- _Task brief_:
In the data below, find each line containing the string "Transportation" and return it.
───── Records for this exercise ─────
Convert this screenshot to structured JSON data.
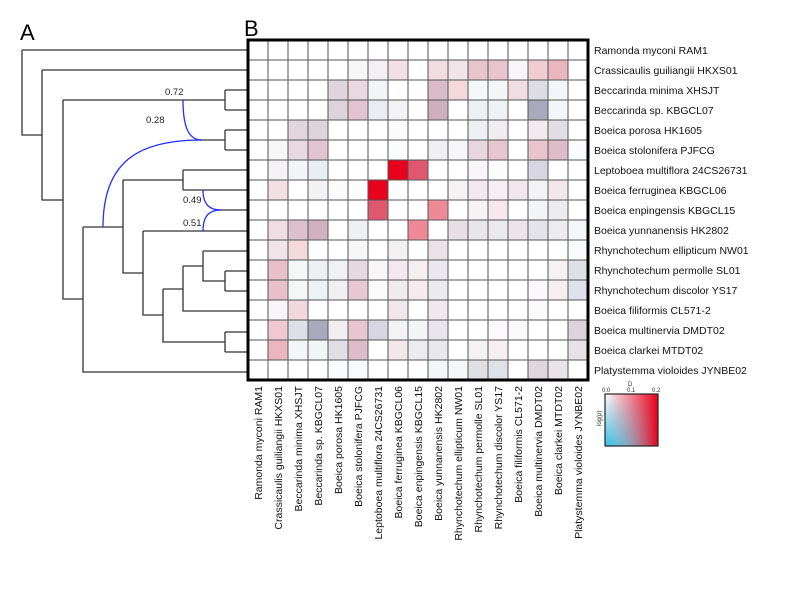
{
  "panels": {
    "a": "A",
    "b": "B"
  },
  "chart_data": {
    "type": "heatmap",
    "title": "",
    "taxa": [
      "Ramonda myconi RAM1",
      "Crassicaulis guiliangii  HKXS01",
      "Beccarinda minima XHSJT",
      "Beccarinda sp. KBGCL07",
      "Boeica porosa HK1605",
      "Boeica stolonifera PJFCG",
      "Leptoboea multiflora 24CS26731",
      "Boeica ferruginea KBGCL06",
      "Boeica enpingensis KBGCL15",
      "Boeica yunnanensis HK2802",
      "Rhynchotechum ellipticum NW01",
      "Rhynchotechum permolle SL01",
      "Rhynchotechum discolor YS17",
      "Boeica filiformis CL571-2",
      "Boeica multinervia DMDT02",
      "Boeica clarkei MTDT02",
      "Platystemma violoides JYNBE02"
    ],
    "cell_colors": [
      [
        "#fff",
        "#fff",
        "#fff",
        "#fff",
        "#fff",
        "#fff",
        "#fff",
        "#fff",
        "#fff",
        "#fff",
        "#fff",
        "#fff",
        "#fff",
        "#fff",
        "#fff",
        "#fff",
        "#fff"
      ],
      [
        "#fff",
        "#fff",
        "#fff",
        "#fff",
        "#fff",
        "#f7f7f7",
        "#f3f0f3",
        "#f3e0e5",
        "#fff",
        "#f2dde2",
        "#f0e4e8",
        "#e8c4cc",
        "#e8c4cc",
        "#f7f5f7",
        "#f0ccd3",
        "#ebb6c0",
        "#fff"
      ],
      [
        "#fff",
        "#fff",
        "#fff",
        "#fff",
        "#e0d5dd",
        "#ead8e0",
        "#f2f5f8",
        "#fff",
        "#fff",
        "#d8bcc8",
        "#f3d8dc",
        "#f5f8fa",
        "#f2f6f8",
        "#f0dde2",
        "#dcdde4",
        "#f2f6f8",
        "#fff"
      ],
      [
        "#fff",
        "#fff",
        "#fff",
        "#fff",
        "#ddd3db",
        "#e2c4d0",
        "#e9edf2",
        "#f3f2f5",
        "#fff",
        "#cdb0bc",
        "#fff",
        "#eceff4",
        "#eff2f5",
        "#fff",
        "#a9a9bc",
        "#f2f6f8",
        "#fff"
      ],
      [
        "#fff",
        "#fff",
        "#e2d6de",
        "#dfd3dc",
        "#fff",
        "#fff",
        "#fff",
        "#fbfbfb",
        "#fff",
        "#fff",
        "#fff",
        "#eeeff3",
        "#efedf0",
        "#fff",
        "#f0eaee",
        "#e0dde5",
        "#fff"
      ],
      [
        "#fff",
        "#f7f7f7",
        "#e8d8e0",
        "#e2c4d0",
        "#fff",
        "#fff",
        "#fff",
        "#fbfcfc",
        "#fff",
        "#f0f0f4",
        "#f6f6f8",
        "#e8d6de",
        "#e6c6d0",
        "#fff",
        "#e8c4cc",
        "#dcbcc8",
        "#fafbfc"
      ],
      [
        "#fff",
        "#f4f2f5",
        "#f2f5f8",
        "#e8eef2",
        "#fff",
        "#fff",
        "#fff",
        "#e8001c",
        "#e05870",
        "#fff",
        "#fff",
        "#f8f6f8",
        "#fcfcfc",
        "#fff",
        "#d8d6e2",
        "#fff",
        "#fff"
      ],
      [
        "#fff",
        "#f3e0e5",
        "#fff",
        "#f2f2f4",
        "#fbfbfb",
        "#fbfcfc",
        "#e8001c",
        "#fff",
        "#fff",
        "#fff",
        "#f5f2f4",
        "#f2e8ee",
        "#f5eef2",
        "#f0e6ec",
        "#f3f3f5",
        "#f2e8ec",
        "#fff"
      ],
      [
        "#fff",
        "#fff",
        "#fff",
        "#fff",
        "#fff",
        "#fff",
        "#e05870",
        "#fff",
        "#fff",
        "#ee8a98",
        "#fff",
        "#f8f2f4",
        "#f6e8ec",
        "#fff",
        "#f3f4f6",
        "#ecebf0",
        "#fff"
      ],
      [
        "#fff",
        "#f0dde2",
        "#dcc0cc",
        "#cfb2be",
        "#fff",
        "#eff0f4",
        "#fff",
        "#fff",
        "#ee8a98",
        "#fff",
        "#e8dee4",
        "#e8e6eb",
        "#ebe9ee",
        "#ebe4ea",
        "#e5e3ea",
        "#ececf0",
        "#f4f7f9"
      ],
      [
        "#fff",
        "#f0e4e8",
        "#f3d8dc",
        "#fff",
        "#fff",
        "#f7f7f8",
        "#fff",
        "#f3f0f2",
        "#fff",
        "#ebe2e8",
        "#fff",
        "#fff",
        "#fff",
        "#fff",
        "#fff",
        "#fff",
        "#f8fafb"
      ],
      [
        "#fff",
        "#e8c0ca",
        "#f3f7f8",
        "#ecf0f3",
        "#f0f1f4",
        "#e6d8e0",
        "#f8f6f7",
        "#f3e8ee",
        "#f6eef1",
        "#eae8ee",
        "#fff",
        "#fff",
        "#fff",
        "#fff",
        "#fff",
        "#f6f2f4",
        "#dfdfe6"
      ],
      [
        "#fff",
        "#e8c0ca",
        "#f3f7f8",
        "#ecf2f5",
        "#f0f0f2",
        "#e8c8d3",
        "#fafafa",
        "#f3eaee",
        "#f6eaee",
        "#ebeaee",
        "#fff",
        "#fff",
        "#fff",
        "#fff",
        "#faf8fa",
        "#f6eef0",
        "#dfe2ea"
      ],
      [
        "#fff",
        "#f7f5f7",
        "#f0d8de",
        "#fff",
        "#fff",
        "#fff",
        "#fff",
        "#f0e6ec",
        "#fff",
        "#efe8ee",
        "#fff",
        "#fff",
        "#fff",
        "#fff",
        "#fbfafb",
        "#fff",
        "#fff"
      ],
      [
        "#fff",
        "#f0c8d2",
        "#dde0e8",
        "#a9a9bc",
        "#f0eef2",
        "#e8c6d0",
        "#d8d6e2",
        "#f3f3f5",
        "#f3f4f6",
        "#e8e6ec",
        "#fff",
        "#fff",
        "#fbf9fb",
        "#fafafb",
        "#fff",
        "#fff",
        "#ddd3dc"
      ],
      [
        "#fff",
        "#ebb6c0",
        "#f2f6f8",
        "#f0f5f8",
        "#e0dee6",
        "#dcbcc8",
        "#fff",
        "#f2e8ec",
        "#ececf0",
        "#e8e7ec",
        "#fff",
        "#f6f2f4",
        "#f6eef1",
        "#fff",
        "#fff",
        "#fff",
        "#e6e2e8"
      ],
      [
        "#fff",
        "#fff",
        "#fff",
        "#fff",
        "#fafbfc",
        "#f8fafb",
        "#fff",
        "#fff",
        "#fff",
        "#f2f6f8",
        "#f6f7f9",
        "#dfe0e5",
        "#dfe1e8",
        "#fff",
        "#e0d6de",
        "#e8e4ea",
        "#fff"
      ]
    ],
    "legend": {
      "title": "D",
      "x_ticks": [
        "0.0",
        "0.1",
        "0.2"
      ],
      "ylabel": "log(p)",
      "colors": {
        "low_d_high_p": "#ffffff",
        "high_d": "#e8001c",
        "low_d_low_p": "#1ab8e0"
      }
    },
    "tree": {
      "reticulation_color": "#2020ff",
      "inheritance_labels": [
        "0.72",
        "0.28",
        "0.49",
        "0.51"
      ]
    }
  }
}
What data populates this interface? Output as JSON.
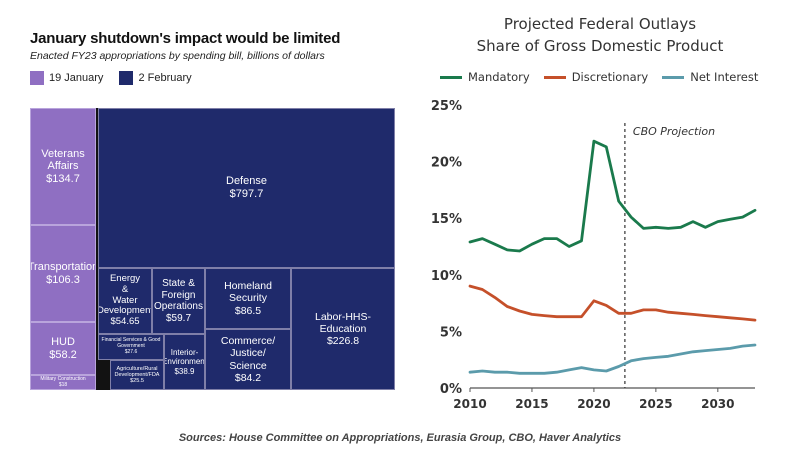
{
  "treemap_chart": {
    "title": "January shutdown's impact would be limited",
    "subtitle": "Enacted FY23 appropriations by spending bill, billions of dollars",
    "legend": [
      {
        "label": "19 January",
        "color": "#8f6fc2"
      },
      {
        "label": "2 February",
        "color": "#1f2a6b"
      }
    ],
    "cells": [
      {
        "name": "Veterans Affairs",
        "value": "$134.7"
      },
      {
        "name": "Transportation",
        "value": "$106.3"
      },
      {
        "name": "HUD",
        "value": "$58.2"
      },
      {
        "name": "Military Construction",
        "value": "$18"
      },
      {
        "name": "Defense",
        "value": "$797.7"
      },
      {
        "name": "Energy & Water Development",
        "value": "$54.65"
      },
      {
        "name": "Financial Services & Good Government",
        "value": "$27.6"
      },
      {
        "name": "Agriculture/Rural Development/FDA",
        "value": "$25.5"
      },
      {
        "name": "State & Foreign Operations",
        "value": "$59.7"
      },
      {
        "name": "Interior-Environment",
        "value": "$38.9"
      },
      {
        "name": "Homeland Security",
        "value": "$86.5"
      },
      {
        "name": "Commerce/ Justice/ Science",
        "value": "$84.2"
      },
      {
        "name": "Labor-HHS-Education",
        "value": "$226.8"
      }
    ]
  },
  "chart_data": [
    {
      "type": "treemap",
      "title": "January shutdown's impact would be limited",
      "subtitle": "Enacted FY23 appropriations by spending bill, billions of dollars",
      "unit": "billions of dollars",
      "groups": [
        "19 January",
        "2 February"
      ],
      "items": [
        {
          "name": "Veterans Affairs",
          "value": 134.7,
          "group": "19 January"
        },
        {
          "name": "Transportation",
          "value": 106.3,
          "group": "19 January"
        },
        {
          "name": "HUD",
          "value": 58.2,
          "group": "19 January"
        },
        {
          "name": "Military Construction",
          "value": 18,
          "group": "19 January"
        },
        {
          "name": "Defense",
          "value": 797.7,
          "group": "2 February"
        },
        {
          "name": "Energy & Water Development",
          "value": 54.65,
          "group": "2 February"
        },
        {
          "name": "Financial Services & Good Government",
          "value": 27.6,
          "group": "2 February"
        },
        {
          "name": "Agriculture/Rural Development/FDA",
          "value": 25.5,
          "group": "2 February"
        },
        {
          "name": "State & Foreign Operations",
          "value": 59.7,
          "group": "2 February"
        },
        {
          "name": "Interior-Environment",
          "value": 38.9,
          "group": "2 February"
        },
        {
          "name": "Homeland Security",
          "value": 86.5,
          "group": "2 February"
        },
        {
          "name": "Commerce/ Justice/ Science",
          "value": 84.2,
          "group": "2 February"
        },
        {
          "name": "Labor-HHS-Education",
          "value": 226.8,
          "group": "2 February"
        }
      ]
    },
    {
      "type": "line",
      "title": "Projected Federal Outlays Share of Gross Domestic Product",
      "title_lines": [
        "Projected Federal Outlays",
        "Share of Gross Domestic Product"
      ],
      "x": [
        2010,
        2011,
        2012,
        2013,
        2014,
        2015,
        2016,
        2017,
        2018,
        2019,
        2020,
        2021,
        2022,
        2023,
        2024,
        2025,
        2026,
        2027,
        2028,
        2029,
        2030,
        2031,
        2032,
        2033
      ],
      "series": [
        {
          "name": "Mandatory",
          "color": "#1a7a4c",
          "values": [
            12.9,
            13.2,
            12.7,
            12.2,
            12.1,
            12.7,
            13.2,
            13.2,
            12.5,
            13.0,
            21.8,
            21.3,
            16.5,
            15.1,
            14.1,
            14.2,
            14.1,
            14.2,
            14.7,
            14.2,
            14.7,
            14.9,
            15.1,
            15.7
          ]
        },
        {
          "name": "Discretionary",
          "color": "#c5502a",
          "values": [
            9.0,
            8.7,
            8.0,
            7.2,
            6.8,
            6.5,
            6.4,
            6.3,
            6.3,
            6.3,
            7.7,
            7.3,
            6.6,
            6.6,
            6.9,
            6.9,
            6.7,
            6.6,
            6.5,
            6.4,
            6.3,
            6.2,
            6.1,
            6.0
          ]
        },
        {
          "name": "Net Interest",
          "color": "#5b9bab",
          "values": [
            1.4,
            1.5,
            1.4,
            1.4,
            1.3,
            1.3,
            1.3,
            1.4,
            1.6,
            1.8,
            1.6,
            1.5,
            1.9,
            2.4,
            2.6,
            2.7,
            2.8,
            3.0,
            3.2,
            3.3,
            3.4,
            3.5,
            3.7,
            3.8
          ]
        }
      ],
      "xlim": [
        2010,
        2033
      ],
      "ylim": [
        0,
        25
      ],
      "xticks": [
        2010,
        2015,
        2020,
        2025,
        2030
      ],
      "xtick_labels": [
        "2010",
        "2015",
        "2020",
        "2025",
        "2030"
      ],
      "yticks": [
        0,
        5,
        10,
        15,
        20,
        25
      ],
      "ytick_labels": [
        "0%",
        "5%",
        "10%",
        "15%",
        "20%",
        "25%"
      ],
      "legend": "top",
      "grid": false,
      "annotation": {
        "x": 2022.5,
        "label": "CBO Projection",
        "style": "dashed vertical line"
      }
    }
  ],
  "source": "Sources: House Committee on Appropriations, Eurasia Group, CBO, Haver Analytics"
}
─────
- _Task answer_:
        "name": "Transportation",
          "name": "Transportation",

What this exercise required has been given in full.